--- Start of Material to process ---

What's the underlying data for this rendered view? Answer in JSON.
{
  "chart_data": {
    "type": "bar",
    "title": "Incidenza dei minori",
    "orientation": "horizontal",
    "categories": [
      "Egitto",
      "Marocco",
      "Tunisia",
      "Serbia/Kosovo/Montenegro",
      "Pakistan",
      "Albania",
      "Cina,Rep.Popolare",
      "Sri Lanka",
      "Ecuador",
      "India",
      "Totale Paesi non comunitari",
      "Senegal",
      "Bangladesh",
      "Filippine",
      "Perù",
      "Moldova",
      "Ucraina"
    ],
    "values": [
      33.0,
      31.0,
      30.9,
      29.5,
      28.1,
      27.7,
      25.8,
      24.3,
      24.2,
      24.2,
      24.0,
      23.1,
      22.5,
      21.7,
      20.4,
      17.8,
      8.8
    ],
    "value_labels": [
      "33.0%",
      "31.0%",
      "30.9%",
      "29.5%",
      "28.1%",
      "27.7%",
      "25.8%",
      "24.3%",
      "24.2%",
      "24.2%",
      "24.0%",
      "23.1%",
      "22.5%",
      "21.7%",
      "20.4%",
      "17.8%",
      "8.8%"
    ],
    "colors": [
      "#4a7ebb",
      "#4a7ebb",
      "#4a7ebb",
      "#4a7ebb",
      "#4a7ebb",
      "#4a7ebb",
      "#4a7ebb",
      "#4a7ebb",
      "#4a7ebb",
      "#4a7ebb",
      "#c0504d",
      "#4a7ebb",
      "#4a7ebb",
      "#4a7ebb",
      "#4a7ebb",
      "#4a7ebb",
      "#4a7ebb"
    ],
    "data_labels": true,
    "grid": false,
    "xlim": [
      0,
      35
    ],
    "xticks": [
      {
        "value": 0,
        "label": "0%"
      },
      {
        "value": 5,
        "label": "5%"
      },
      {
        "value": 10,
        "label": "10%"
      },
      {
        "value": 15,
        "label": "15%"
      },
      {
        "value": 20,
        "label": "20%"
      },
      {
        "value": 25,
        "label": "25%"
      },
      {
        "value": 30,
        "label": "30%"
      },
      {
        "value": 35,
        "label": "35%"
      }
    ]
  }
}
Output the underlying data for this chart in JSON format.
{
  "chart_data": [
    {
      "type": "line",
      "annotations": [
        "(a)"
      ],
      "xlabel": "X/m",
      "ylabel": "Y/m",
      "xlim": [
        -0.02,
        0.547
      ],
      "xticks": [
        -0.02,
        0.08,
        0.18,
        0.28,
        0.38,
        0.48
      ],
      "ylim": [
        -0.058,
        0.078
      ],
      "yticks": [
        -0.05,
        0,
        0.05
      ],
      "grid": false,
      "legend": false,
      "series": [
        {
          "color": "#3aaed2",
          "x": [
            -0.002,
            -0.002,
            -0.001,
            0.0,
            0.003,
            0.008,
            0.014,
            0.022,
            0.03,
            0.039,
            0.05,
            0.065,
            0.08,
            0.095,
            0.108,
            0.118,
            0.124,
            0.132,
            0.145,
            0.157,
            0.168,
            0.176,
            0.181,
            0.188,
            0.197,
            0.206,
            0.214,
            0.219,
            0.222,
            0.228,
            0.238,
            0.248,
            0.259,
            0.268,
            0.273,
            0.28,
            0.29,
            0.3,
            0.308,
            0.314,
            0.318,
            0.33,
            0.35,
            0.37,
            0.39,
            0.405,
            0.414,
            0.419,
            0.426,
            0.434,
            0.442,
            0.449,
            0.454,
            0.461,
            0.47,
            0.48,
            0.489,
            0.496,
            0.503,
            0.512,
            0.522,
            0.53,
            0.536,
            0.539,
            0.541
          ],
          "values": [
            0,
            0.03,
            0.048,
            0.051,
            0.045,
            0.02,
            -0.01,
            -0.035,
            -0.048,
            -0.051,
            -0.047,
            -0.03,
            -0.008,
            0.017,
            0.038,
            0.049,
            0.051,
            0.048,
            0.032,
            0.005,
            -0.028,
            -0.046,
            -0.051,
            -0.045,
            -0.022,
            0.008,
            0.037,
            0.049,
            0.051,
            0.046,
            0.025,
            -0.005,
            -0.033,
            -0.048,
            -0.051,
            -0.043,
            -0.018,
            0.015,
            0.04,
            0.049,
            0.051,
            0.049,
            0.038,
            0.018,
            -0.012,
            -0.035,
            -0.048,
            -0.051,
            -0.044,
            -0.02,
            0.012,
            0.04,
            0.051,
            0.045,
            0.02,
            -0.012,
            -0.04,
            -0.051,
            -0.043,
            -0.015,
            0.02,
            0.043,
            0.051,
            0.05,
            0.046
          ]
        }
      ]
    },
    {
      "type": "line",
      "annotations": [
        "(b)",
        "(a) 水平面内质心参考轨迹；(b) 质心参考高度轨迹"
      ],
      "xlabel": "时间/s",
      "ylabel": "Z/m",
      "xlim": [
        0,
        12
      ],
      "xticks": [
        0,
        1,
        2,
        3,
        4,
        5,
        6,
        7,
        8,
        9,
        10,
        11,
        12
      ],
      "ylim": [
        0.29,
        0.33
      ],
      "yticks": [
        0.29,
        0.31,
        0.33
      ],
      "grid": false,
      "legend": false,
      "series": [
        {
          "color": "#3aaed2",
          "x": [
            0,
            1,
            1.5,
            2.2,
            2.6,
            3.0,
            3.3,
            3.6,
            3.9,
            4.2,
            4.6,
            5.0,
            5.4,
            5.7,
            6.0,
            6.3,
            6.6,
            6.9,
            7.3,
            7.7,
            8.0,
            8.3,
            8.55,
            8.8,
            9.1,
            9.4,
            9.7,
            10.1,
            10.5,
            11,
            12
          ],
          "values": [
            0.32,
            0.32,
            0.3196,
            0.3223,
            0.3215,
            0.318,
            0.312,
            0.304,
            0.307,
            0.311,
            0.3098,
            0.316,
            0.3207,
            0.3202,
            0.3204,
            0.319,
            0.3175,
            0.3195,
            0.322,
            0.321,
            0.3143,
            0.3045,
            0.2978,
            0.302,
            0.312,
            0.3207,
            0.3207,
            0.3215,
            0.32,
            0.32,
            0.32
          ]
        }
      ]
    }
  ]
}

--- End of Material to process ---

● Job: Transcribe the records above exactly as they appear.

● Correct result:
What's the underlying data for this rendered view? Answer in JSON.
{
  "chart_data": {
    "type": "bar",
    "title": "Incidenza dei minori",
    "orientation": "horizontal",
    "categories": [
      "Egitto",
      "Marocco",
      "Tunisia",
      "Serbia/Kosovo/Montenegro",
      "Pakistan",
      "Albania",
      "Cina,Rep.Popolare",
      "Sri Lanka",
      "Ecuador",
      "India",
      "Totale Paesi non comunitari",
      "Senegal",
      "Bangladesh",
      "Filippine",
      "Perù",
      "Moldova",
      "Ucraina"
    ],
    "values": [
      33.0,
      31.0,
      30.9,
      29.5,
      28.1,
      27.7,
      25.8,
      24.3,
      24.2,
      24.2,
      24.0,
      23.1,
      22.5,
      21.7,
      20.4,
      17.8,
      8.8
    ],
    "value_labels": [
      "33.0%",
      "31.0%",
      "30.9%",
      "29.5%",
      "28.1%",
      "27.7%",
      "25.8%",
      "24.3%",
      "24.2%",
      "24.2%",
      "24.0%",
      "23.1%",
      "22.5%",
      "21.7%",
      "20.4%",
      "17.8%",
      "8.8%"
    ],
    "colors": [
      "#4a7ebb",
      "#4a7ebb",
      "#4a7ebb",
      "#4a7ebb",
      "#4a7ebb",
      "#4a7ebb",
      "#4a7ebb",
      "#4a7ebb",
      "#4a7ebb",
      "#4a7ebb",
      "#c0504d",
      "#4a7ebb",
      "#4a7ebb",
      "#4a7ebb",
      "#4a7ebb",
      "#4a7ebb",
      "#4a7ebb"
    ],
    "data_labels": true,
    "grid": false,
    "xlim": [
      0,
      35
    ],
    "xticks": [
      {
        "value": 0,
        "label": "0%"
      },
      {
        "value": 5,
        "label": "5%"
      },
      {
        "value": 10,
        "label": "10%"
      },
      {
        "value": 15,
        "label": "15%"
      },
      {
        "value": 20,
        "label": "20%"
      },
      {
        "value": 25,
        "label": "25%"
      },
      {
        "value": 30,
        "label": "30%"
      },
      {
        "value": 35,
        "label": "35%"
      }
    ]
  }
}
Output the underlying data for this chart in JSON format.
{
  "chart_data": [
    {
      "type": "line",
      "annotations": [
        "(a)"
      ],
      "xlabel": "X/m",
      "ylabel": "Y/m",
      "xlim": [
        -0.02,
        0.547
      ],
      "xticks": [
        -0.02,
        0.08,
        0.18,
        0.28,
        0.38,
        0.48
      ],
      "ylim": [
        -0.058,
        0.078
      ],
      "yticks": [
        -0.05,
        0,
        0.05
      ],
      "grid": false,
      "legend": false,
      "series": [
        {
          "color": "#3aaed2",
          "x": [
            -0.002,
            -0.002,
            -0.001,
            0.0,
            0.003,
            0.008,
            0.014,
            0.022,
            0.03,
            0.039,
            0.05,
            0.065,
            0.08,
            0.095,
            0.108,
            0.118,
            0.124,
            0.132,
            0.145,
            0.157,
            0.168,
            0.176,
            0.181,
            0.188,
            0.197,
            0.206,
            0.214,
            0.219,
            0.222,
            0.228,
            0.238,
            0.248,
            0.259,
            0.268,
            0.273,
            0.28,
            0.29,
            0.3,
            0.308,
            0.314,
            0.318,
            0.33,
            0.35,
            0.37,
            0.39,
            0.405,
            0.414,
            0.419,
            0.426,
            0.434,
            0.442,
            0.449,
            0.454,
            0.461,
            0.47,
            0.48,
            0.489,
            0.496,
            0.503,
            0.512,
            0.522,
            0.53,
            0.536,
            0.539,
            0.541
          ],
          "values": [
            0,
            0.03,
            0.048,
            0.051,
            0.045,
            0.02,
            -0.01,
            -0.035,
            -0.048,
            -0.051,
            -0.047,
            -0.03,
            -0.008,
            0.017,
            0.038,
            0.049,
            0.051,
            0.048,
            0.032,
            0.005,
            -0.028,
            -0.046,
            -0.051,
            -0.045,
            -0.022,
            0.008,
            0.037,
            0.049,
            0.051,
            0.046,
            0.025,
            -0.005,
            -0.033,
            -0.048,
            -0.051,
            -0.043,
            -0.018,
            0.015,
            0.04,
            0.049,
            0.051,
            0.049,
            0.038,
            0.018,
            -0.012,
            -0.035,
            -0.048,
            -0.051,
            -0.044,
            -0.02,
            0.012,
            0.04,
            0.051,
            0.045,
            0.02,
            -0.012,
            -0.04,
            -0.051,
            -0.043,
            -0.015,
            0.02,
            0.043,
            0.051,
            0.05,
            0.046
          ]
        }
      ]
    },
    {
      "type": "line",
      "annotations": [
        "(b)",
        "(a) 水平面内质心参考轨迹；(b) 质心参考高度轨迹"
      ],
      "xlabel": "时间/s",
      "ylabel": "Z/m",
      "xlim": [
        0,
        12
      ],
      "xticks": [
        0,
        1,
        2,
        3,
        4,
        5,
        6,
        7,
        8,
        9,
        10,
        11,
        12
      ],
      "ylim": [
        0.29,
        0.33
      ],
      "yticks": [
        0.29,
        0.31,
        0.33
      ],
      "grid": false,
      "legend": false,
      "series": [
        {
          "color": "#3aaed2",
          "x": [
            0,
            1,
            1.5,
            2.2,
            2.6,
            3.0,
            3.3,
            3.6,
            3.9,
            4.2,
            4.6,
            5.0,
            5.4,
            5.7,
            6.0,
            6.3,
            6.6,
            6.9,
            7.3,
            7.7,
            8.0,
            8.3,
            8.55,
            8.8,
            9.1,
            9.4,
            9.7,
            10.1,
            10.5,
            11,
            12
          ],
          "values": [
            0.32,
            0.32,
            0.3196,
            0.3223,
            0.3215,
            0.318,
            0.312,
            0.304,
            0.307,
            0.311,
            0.3098,
            0.316,
            0.3207,
            0.3202,
            0.3204,
            0.319,
            0.3175,
            0.3195,
            0.322,
            0.321,
            0.3143,
            0.3045,
            0.2978,
            0.302,
            0.312,
            0.3207,
            0.3207,
            0.3215,
            0.32,
            0.32,
            0.32
          ]
        }
      ]
    }
  ]
}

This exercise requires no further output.